■ What you have to do ■
Go through the listing and write out all of it exactly.

Dataset entries

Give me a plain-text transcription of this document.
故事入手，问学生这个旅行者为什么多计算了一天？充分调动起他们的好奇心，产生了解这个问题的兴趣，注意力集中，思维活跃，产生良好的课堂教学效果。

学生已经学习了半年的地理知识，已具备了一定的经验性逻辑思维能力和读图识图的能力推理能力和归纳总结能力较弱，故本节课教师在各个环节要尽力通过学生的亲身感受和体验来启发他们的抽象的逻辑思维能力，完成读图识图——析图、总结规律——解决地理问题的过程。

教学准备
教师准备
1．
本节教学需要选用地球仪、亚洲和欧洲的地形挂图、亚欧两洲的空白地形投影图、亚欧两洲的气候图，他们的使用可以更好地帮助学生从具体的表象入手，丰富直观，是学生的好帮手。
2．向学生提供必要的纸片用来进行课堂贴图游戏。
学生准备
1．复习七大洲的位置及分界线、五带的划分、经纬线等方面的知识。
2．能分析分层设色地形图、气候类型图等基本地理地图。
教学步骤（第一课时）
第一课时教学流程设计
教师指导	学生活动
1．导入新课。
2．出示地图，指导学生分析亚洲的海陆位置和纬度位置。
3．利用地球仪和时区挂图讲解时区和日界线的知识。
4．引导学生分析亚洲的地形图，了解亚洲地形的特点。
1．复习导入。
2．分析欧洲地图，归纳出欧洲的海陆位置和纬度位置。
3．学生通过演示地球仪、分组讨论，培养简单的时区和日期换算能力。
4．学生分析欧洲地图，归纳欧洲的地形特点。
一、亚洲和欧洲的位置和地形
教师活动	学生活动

■ Result of the task ■
Give me a plain-text transcription of this document.
故事入手，问学生这个旅行者为什么多计算了一天？充分调动起他们的好奇心，产生了解这个问题的兴趣，注意力集中，思维活跃，产生良好的课堂教学效果。

学生已经学习了半年的地理知识，已具备了一定的经验性逻辑思维能力和读图识图的能力推理能力和归纳总结能力较弱，故本节课教师在各个环节要尽力通过学生的亲身感受和体验来启发他们的抽象的逻辑思维能力，完成读图识图——析图、总结规律——解决地理问题的过程。

教学准备
教师准备
1．
本节教学需要选用地球仪、亚洲和欧洲的地形挂图、亚欧两洲的空白地形投影图、亚欧两洲的气候图，他们的使用可以更好地帮助学生从具体的表象入手，丰富直观，是学生的好帮手。
2．向学生提供必要的纸片用来进行课堂贴图游戏。
学生准备
1．复习七大洲的位置及分界线、五带的划分、经纬线等方面的知识。
2．能分析分层设色地形图、气候类型图等基本地理地图。
教学步骤（第一课时）
第一课时教学流程设计
教师指导	学生活动
1．导入新课。
2．出示地图，指导学生分析亚洲的海陆位置和纬度位置。
3．利用地球仪和时区挂图讲解时区和日界线的知识。
4．引导学生分析亚洲的地形图，了解亚洲地形的特点。
1．复习导入。
2．分析欧洲地图，归纳出欧洲的海陆位置和纬度位置。
3．学生通过演示地球仪、分组讨论，培养简单的时区和日期换算能力。
4．学生分析欧洲地图，归纳欧洲的地形特点。
一、亚洲和欧洲的位置和地形
教师活动	学生活动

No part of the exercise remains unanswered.